[Data excerpts start]

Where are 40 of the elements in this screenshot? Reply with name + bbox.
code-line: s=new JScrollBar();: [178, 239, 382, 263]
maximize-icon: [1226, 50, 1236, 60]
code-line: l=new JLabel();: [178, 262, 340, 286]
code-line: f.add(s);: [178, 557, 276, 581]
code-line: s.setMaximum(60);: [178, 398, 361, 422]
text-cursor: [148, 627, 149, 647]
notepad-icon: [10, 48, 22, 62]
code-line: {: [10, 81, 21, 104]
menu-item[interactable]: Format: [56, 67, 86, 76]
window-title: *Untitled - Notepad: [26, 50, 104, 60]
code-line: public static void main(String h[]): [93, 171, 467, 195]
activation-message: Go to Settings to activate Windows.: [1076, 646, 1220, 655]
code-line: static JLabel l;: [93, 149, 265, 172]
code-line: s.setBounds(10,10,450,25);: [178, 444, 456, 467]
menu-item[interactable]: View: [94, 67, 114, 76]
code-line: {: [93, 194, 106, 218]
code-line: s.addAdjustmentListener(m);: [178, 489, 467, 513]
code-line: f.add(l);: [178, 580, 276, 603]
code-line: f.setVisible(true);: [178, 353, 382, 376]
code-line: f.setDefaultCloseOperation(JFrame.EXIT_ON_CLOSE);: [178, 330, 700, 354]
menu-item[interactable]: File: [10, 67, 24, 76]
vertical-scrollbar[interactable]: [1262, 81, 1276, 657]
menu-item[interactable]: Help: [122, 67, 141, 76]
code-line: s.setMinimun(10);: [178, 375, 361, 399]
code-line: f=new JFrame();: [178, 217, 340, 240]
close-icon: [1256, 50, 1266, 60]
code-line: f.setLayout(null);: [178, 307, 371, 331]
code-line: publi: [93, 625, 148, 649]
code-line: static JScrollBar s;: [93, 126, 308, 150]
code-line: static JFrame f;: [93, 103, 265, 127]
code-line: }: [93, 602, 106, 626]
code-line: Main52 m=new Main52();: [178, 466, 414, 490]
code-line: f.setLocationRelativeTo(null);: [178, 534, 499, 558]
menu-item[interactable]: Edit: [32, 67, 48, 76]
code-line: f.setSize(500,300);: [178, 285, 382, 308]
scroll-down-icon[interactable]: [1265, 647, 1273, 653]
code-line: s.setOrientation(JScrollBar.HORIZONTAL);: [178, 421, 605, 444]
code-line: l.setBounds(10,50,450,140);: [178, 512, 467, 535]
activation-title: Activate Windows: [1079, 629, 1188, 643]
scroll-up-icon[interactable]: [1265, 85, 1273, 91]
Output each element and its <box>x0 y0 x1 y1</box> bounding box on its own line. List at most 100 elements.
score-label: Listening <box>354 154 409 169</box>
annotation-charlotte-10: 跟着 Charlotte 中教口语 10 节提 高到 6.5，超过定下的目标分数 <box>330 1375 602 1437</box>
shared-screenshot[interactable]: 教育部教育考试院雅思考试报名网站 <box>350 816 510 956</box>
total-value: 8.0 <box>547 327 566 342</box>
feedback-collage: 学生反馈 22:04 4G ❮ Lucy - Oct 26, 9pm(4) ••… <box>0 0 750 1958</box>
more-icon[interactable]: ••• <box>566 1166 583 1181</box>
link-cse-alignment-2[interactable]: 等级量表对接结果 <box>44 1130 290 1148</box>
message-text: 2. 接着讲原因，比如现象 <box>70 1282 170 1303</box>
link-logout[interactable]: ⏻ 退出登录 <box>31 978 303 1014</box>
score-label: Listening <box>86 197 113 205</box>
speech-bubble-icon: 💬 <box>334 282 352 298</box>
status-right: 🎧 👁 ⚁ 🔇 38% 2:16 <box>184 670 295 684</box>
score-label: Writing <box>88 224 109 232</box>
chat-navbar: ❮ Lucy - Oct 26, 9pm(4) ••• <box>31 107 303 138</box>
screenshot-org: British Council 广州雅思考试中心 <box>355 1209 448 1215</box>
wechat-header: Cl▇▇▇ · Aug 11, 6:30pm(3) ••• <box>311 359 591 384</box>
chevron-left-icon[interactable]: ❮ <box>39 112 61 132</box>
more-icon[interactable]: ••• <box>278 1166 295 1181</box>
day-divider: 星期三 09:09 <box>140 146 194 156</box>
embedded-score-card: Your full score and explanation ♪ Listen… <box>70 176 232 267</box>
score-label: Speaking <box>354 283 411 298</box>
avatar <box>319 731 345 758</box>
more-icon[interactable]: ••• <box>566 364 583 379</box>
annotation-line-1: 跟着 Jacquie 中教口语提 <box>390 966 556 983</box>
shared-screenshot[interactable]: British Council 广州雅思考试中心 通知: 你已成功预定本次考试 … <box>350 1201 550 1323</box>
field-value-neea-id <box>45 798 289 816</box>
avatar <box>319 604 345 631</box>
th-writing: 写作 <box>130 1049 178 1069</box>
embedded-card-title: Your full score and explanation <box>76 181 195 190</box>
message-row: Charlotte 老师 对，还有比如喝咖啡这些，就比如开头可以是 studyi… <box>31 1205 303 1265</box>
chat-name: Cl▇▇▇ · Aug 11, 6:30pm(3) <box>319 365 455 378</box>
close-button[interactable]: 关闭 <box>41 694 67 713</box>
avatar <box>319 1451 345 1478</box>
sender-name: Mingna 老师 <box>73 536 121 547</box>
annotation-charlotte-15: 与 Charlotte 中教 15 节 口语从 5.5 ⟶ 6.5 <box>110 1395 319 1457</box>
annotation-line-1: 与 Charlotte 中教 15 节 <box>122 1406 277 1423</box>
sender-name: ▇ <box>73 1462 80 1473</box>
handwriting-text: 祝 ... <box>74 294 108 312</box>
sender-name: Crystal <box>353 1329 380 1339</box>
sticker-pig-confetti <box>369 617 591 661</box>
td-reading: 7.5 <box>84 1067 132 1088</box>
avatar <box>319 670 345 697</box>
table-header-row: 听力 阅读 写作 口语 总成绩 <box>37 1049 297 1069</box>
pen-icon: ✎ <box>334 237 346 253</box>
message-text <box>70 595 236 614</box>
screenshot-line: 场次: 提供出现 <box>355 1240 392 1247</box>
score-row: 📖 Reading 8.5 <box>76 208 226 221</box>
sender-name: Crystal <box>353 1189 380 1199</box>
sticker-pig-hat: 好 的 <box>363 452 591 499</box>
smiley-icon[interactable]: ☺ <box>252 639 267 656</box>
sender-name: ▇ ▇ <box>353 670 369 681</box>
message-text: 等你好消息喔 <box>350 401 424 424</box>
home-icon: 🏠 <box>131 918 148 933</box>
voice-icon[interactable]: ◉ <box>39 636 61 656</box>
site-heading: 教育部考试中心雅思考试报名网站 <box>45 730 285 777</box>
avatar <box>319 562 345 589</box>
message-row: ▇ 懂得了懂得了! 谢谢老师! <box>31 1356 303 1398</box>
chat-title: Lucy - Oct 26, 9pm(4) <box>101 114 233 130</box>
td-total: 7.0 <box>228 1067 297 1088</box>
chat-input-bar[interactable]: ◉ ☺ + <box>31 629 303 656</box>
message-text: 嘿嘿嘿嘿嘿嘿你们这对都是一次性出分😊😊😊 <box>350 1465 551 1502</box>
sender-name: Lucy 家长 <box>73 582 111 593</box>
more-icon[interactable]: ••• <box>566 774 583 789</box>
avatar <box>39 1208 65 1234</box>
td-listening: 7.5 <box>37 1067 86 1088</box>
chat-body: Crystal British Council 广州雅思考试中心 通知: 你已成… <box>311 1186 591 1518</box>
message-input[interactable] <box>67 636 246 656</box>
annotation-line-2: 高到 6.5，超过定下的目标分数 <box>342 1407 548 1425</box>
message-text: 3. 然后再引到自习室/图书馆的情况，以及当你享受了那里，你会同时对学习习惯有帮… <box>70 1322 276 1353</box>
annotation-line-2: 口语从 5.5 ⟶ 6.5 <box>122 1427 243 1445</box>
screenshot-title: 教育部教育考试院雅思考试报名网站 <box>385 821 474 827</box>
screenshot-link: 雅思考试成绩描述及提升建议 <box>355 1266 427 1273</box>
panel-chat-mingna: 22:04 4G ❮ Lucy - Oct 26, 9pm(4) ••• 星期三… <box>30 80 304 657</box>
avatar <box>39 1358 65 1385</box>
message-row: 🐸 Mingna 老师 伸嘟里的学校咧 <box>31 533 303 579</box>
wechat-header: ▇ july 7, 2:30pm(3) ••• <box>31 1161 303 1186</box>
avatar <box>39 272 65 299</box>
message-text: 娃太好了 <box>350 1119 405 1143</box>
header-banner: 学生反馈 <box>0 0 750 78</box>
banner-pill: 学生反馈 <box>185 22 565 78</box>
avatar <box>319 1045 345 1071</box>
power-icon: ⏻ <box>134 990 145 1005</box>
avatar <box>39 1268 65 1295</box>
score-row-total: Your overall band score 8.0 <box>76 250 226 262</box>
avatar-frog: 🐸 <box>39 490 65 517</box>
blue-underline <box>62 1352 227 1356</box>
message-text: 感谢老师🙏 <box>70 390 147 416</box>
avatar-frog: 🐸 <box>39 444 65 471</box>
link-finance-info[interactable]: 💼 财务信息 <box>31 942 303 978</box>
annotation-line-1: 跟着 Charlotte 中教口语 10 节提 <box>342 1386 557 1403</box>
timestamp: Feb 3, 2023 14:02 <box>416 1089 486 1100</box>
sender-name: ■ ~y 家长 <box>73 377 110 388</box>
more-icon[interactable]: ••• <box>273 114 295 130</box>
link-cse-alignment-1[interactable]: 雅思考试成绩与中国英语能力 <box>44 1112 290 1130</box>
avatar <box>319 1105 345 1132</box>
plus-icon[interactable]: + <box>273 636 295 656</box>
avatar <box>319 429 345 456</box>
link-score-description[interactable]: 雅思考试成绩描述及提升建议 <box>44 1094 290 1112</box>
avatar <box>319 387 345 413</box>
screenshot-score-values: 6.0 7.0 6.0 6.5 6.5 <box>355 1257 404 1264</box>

[Data excerpts end]

> **Challenge**
Recast the stretch of the listing above, from its start through the line containing "code-line: static JFrame", as a JSON list of strings, with one string per line and blank lines omitted.

> **Reply to the task**
[
  "Where are 40 of the elements in this screenshot? Reply with name + bbox.",
  "code-line: s=new JScrollBar();: [178, 239, 382, 263]",
  "maximize-icon: [1226, 50, 1236, 60]",
  "code-line: l=new JLabel();: [178, 262, 340, 286]",
  "code-line: f.add(s);: [178, 557, 276, 581]",
  "code-line: s.setMaximum(60);: [178, 398, 361, 422]",
  "text-cursor: [148, 627, 149, 647]",
  "notepad-icon: [10, 48, 22, 62]",
  "code-line: {: [10, 81, 21, 104]",
  "menu-item[interactable]: Format: [56, 67, 86, 76]",
  "window-title: *Untitled - Notepad: [26, 50, 104, 60]",
  "code-line: public static void main(String h[]): [93, 171, 467, 195]",
  "activation-message: Go to Settings to activate Windows.: [1076, 646, 1220, 655]",
  "code-line: static JLabel l;: [93, 149, 265, 172]",
  "code-line: s.setBounds(10,10,450,25);: [178, 444, 456, 467]",
  "menu-item[interactable]: View: [94, 67, 114, 76]",
  "code-line: {: [93, 194, 106, 218]",
  "code-line: s.addAdjustmentListener(m);: [178, 489, 467, 513]",
  "code-line: f.add(l);: [178, 580, 276, 603]",
  "code-line: f.setVisible(true);: [178, 353, 382, 376]",
  "code-line: f.setDefaultCloseOperation(JFrame.EXIT_ON_CLOSE);: [178, 330, 700, 354]",
  "menu-item[interactable]: File: [10, 67, 24, 76]",
  "vertical-scrollbar[interactable]: [1262, 81, 1276, 657]",
  "menu-item[interactable]: Help: [122, 67, 141, 76]",
  "code-line: s.setMinimun(10);: [178, 375, 361, 399]",
  "code-line: f=new JFrame();: [178, 217, 340, 240]",
  "close-icon: [1256, 50, 1266, 60]",
  "code-line: f.setLayout(null);: [178, 307, 371, 331]",
  "code-line: publi: [93, 625, 148, 649]",
  "code-line: static JScrollBar s;: [93, 126, 308, 150]",
  "code-line: static JFrame f;: [93, 103, 265, 127]"
]